(TEXTO DE LECTURA)
↓
El problema vino de que Galileo estableciera el sistema copernicano como verdad irrefutable y no como hipótesis de trabajo, sin aportar, además, prueba alguna. La Iglesia demandó a Galileo que cesara de considerarla como tal, si bien le autorizó a seguir estudiándola y presentándola como hipótesis. Pero el científico se negó; la Iglesia, entonces, recurrió a la censura.
 
En otras palabras, el caso Galileo fue más un deseo de la Iglesia por mantener el método científico de contraste empírico que un desesperado intento por su parte de conservar el sistema de Ptolomeo. Varias autoridades eclesiásticas afirmaron que, si se probaba que el Sol era el centro del Universo (como postulaban Copérnico y Galileo), no tendrían inconveniente en releer las Escrituras a la luz de la verdad.
 
Otras contribuciones científicas relevantes fueron la anticipación de la idea de inercia, a cargo de Jean Buridan; el desarrollo de la estratigrafía, a cargo de Nicolaus Steno; la creación de microscopios, a cargo de los jesuitas. Éstos, además, teorizaron sobre la circulación sanguínea, dieron inicio a los estudios de sismología y a la teoría atómica y descubrieron la difracción de la luz.
 
Juan de Mariana.La concepción trascendente de Dios sentó las bases para la investigación científica. Para los católicos, Dios no se encuentra en ningún espacio físico, por lo que no forma parte de la naturaleza; ésta queda, pues, despersonalizada y pasa a estar regida por la causalidad. Los cambios en el mundo no son atribuidos a un deseo expreso de Dios, sino a leyes regulares, discernibles mediante la razón.
 
La Iglesia, y especialmente la Escuela de Salamanca, tuvo una importancia decisiva en el desarrollo de la economía y del Derecho Internacional. El Padre Vitoria sentó las bases del Derecho Internacional al reflexionar sobre el trato que merecían los pueblos indígenas, mientras que Martín de Azpilcueta, Juan de Lugo, Luis de Molina, Domingo de Soto, Tomás de Mercado, Diego de Covarrubias y Juan de Mariana, entre otros, elaboraron teorías económicas muy avanzadas y que aún hoy son una fuente extraordinaria de conocimiento.
↑
(TAREAS)
(1) Según el texto de lectura, ¿por qué la concepción trascendente de Dios sentó las bases para la investigación científica? Responde en una a tres oraciones.
(2) Escribe la continuación del texto sobre la Iglesia y la ciencia a partir de su última oración.

(MATERIAL)
↓
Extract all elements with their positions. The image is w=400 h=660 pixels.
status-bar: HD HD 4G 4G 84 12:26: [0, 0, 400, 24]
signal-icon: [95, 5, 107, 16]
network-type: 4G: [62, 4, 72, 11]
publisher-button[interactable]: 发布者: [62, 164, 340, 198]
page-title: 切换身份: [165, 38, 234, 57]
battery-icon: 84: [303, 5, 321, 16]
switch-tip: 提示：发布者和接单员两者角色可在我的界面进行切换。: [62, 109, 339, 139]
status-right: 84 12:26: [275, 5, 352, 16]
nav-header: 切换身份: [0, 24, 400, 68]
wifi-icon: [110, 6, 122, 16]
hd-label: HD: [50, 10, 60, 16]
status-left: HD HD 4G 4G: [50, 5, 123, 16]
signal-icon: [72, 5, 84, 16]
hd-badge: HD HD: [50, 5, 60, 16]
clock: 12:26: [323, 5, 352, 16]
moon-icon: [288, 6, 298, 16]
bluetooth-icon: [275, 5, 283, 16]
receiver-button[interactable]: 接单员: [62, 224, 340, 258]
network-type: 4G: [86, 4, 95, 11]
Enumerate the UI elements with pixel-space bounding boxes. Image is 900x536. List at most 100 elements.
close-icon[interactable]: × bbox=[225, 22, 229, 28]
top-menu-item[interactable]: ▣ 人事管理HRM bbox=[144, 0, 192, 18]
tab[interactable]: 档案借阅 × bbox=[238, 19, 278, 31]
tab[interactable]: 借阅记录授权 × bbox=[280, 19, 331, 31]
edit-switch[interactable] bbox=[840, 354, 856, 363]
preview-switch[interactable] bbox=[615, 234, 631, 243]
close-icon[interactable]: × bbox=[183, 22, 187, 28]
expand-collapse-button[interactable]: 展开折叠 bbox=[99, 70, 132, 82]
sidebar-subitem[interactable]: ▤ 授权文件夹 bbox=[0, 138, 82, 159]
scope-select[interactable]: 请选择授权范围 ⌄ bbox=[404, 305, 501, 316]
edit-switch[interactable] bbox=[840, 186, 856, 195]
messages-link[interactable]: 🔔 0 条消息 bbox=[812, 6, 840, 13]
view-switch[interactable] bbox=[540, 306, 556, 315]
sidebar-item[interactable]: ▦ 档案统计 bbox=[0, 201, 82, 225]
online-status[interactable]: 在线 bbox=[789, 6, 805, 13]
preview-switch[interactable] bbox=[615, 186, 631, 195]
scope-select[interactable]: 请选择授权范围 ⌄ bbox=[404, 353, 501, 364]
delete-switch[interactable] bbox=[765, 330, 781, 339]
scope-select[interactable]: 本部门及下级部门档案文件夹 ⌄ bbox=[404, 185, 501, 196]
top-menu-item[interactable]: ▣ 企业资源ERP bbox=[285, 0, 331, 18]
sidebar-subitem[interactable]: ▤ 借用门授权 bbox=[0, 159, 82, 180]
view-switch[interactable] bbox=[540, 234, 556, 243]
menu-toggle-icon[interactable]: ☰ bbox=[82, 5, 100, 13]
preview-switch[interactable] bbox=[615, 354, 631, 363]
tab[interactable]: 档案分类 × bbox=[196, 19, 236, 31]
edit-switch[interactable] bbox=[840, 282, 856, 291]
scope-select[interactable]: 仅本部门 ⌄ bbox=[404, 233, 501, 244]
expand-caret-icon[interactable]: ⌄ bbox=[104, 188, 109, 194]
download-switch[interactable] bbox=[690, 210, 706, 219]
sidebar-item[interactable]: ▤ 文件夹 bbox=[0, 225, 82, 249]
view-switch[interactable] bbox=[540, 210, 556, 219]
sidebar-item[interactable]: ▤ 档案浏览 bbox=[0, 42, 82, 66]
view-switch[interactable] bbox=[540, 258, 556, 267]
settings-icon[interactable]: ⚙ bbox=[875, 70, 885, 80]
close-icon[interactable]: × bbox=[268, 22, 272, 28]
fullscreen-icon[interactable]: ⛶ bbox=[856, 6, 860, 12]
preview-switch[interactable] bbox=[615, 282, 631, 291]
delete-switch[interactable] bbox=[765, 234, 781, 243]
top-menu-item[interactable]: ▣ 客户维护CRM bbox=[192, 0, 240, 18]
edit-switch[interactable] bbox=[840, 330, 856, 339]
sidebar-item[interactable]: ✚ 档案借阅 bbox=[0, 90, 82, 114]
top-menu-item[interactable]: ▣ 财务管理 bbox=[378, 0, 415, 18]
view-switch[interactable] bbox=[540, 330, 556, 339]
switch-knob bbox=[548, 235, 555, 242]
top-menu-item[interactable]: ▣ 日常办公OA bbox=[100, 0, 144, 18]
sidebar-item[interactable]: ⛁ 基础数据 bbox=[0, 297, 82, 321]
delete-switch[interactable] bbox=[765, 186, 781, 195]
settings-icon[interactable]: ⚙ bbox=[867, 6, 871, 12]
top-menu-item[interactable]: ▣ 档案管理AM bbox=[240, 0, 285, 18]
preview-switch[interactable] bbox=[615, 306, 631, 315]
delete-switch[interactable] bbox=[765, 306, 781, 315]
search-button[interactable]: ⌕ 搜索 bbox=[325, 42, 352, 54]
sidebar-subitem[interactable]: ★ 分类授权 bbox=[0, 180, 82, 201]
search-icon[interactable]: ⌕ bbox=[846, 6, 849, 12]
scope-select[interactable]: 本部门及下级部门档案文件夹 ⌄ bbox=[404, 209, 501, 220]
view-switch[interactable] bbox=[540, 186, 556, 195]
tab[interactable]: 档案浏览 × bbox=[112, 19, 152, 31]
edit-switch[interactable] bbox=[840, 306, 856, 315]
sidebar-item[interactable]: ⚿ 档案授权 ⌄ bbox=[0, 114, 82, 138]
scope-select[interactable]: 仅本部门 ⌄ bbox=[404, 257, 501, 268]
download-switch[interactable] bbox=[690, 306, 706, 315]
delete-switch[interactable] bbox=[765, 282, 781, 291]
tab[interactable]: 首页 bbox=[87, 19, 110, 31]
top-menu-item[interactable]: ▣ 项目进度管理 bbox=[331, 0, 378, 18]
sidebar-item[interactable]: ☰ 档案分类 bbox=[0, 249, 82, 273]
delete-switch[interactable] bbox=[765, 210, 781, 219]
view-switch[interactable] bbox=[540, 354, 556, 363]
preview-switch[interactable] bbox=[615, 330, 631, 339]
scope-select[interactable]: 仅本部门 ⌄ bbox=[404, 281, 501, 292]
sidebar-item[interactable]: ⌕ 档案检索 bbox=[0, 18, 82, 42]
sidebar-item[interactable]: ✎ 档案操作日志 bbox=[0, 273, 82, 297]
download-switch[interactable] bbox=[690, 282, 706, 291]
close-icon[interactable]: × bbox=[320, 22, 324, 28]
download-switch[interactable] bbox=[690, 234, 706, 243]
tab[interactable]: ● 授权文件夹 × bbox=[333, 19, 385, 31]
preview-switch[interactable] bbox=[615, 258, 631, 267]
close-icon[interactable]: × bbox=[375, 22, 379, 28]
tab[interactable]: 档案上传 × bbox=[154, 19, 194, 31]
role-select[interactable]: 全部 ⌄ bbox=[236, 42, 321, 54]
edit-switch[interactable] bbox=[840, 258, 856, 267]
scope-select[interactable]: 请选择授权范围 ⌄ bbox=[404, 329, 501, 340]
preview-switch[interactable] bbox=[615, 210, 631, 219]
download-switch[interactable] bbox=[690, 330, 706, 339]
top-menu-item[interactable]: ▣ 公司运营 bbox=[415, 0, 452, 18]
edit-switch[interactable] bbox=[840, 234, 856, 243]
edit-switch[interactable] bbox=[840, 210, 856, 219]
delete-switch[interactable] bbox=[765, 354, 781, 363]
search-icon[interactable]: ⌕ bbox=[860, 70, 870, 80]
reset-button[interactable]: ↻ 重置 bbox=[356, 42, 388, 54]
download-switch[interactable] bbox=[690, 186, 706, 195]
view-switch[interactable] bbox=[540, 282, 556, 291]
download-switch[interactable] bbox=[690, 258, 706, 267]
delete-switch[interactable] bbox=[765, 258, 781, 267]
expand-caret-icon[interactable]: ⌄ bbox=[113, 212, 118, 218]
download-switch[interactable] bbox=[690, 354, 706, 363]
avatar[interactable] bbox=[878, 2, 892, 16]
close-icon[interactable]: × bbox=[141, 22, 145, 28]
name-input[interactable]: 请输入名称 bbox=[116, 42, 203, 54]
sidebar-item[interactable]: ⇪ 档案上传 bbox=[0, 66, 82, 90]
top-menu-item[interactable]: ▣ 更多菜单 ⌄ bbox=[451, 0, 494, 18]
↑
(RESPUESTAS ESPERADAS)
(1) Para los católicos, Dios no se encuentra en ningún espacio físico y, por tanto, no forma parte de la naturaleza, que queda despersonalizada y regida por la causalidad. Así, los cambios en el mundo no se atribuyen a un deseo expreso de Dios, sino a leyes regulares que se pueden discernir mediante la razón.

(2)
El Derecho Internacional se asienta en la idea de la dignidad de todos los seres humanos. El hombre ha sido creado a imagen y semejanza de Dios, por lo cual es sujeto de derechos naturales frente a cualquier tipo de agresión. En cuanto a las contribuciones económicas, parten de una concepción subjetivista del valor –a diferencia de la de teóricos mucho más reputados, como Adam Smith– que entronca con los hallazgos científicos de la Escuela Austriaca. Los católicos no conferían tanta importancia como los protestantes al trabajo como fruto de toda prosperidad, de ahí que no incurrieran en teorías erróneas como la del valor trabajo, en la que sí creyeron economistas como David Ricardo y, sobre todo, Karl Marx.
 
Podríamos seguir enumerando ejemplos de aportaciones de la Iglesia Católica a la civilización occidental, como las universidades, los hospitales, el mecenazgo, la idea del derecho de restitución o la creación de una excelente red de caridad para enfermos, viudas y huérfanos de calidad muy superior a la tan cacareada como intervencionista Ley de Dependencia.
 
La Iglesia Católica transformó decisivamente a Occidente, pero no porque tuviera un plan para ello. Repito que el único fallo que encuentro en esta obra es que figure el verbo construir en el título; ahora bien, el propio autor me ha informado de que con ello sólo pretendía transmitir la enorme importancia que ha tenido el catolicismo en el desarrollo de nuestra civilización.
 
Ninguno de los progresos que hemos descrito fueron ideados con el propósito y la forma que finalmente adoptaron. Fueron los individuos quienes, haciendo uso de su libertad, los acogieron para mejorar sus vidas. Precisamente de ahí emana la grandeza de la Iglesia: cuando –y porque– ha sido autónoma del Estado y no ha tratado de imponer su moral, ha logrado convertirse en la base de la civilización más avanzada y libre que haya conocido la Humanidad.
 
 
THOMAS E. WOODS JR.: CÓMO LA IGLESIA CONSTRUYÓ LA CIVILIZACIÓN OCCIDENTAL. Ciudadela (Madrid), 2007, 280 páginas. Prólogo del CARDENAL CAÑIZARES.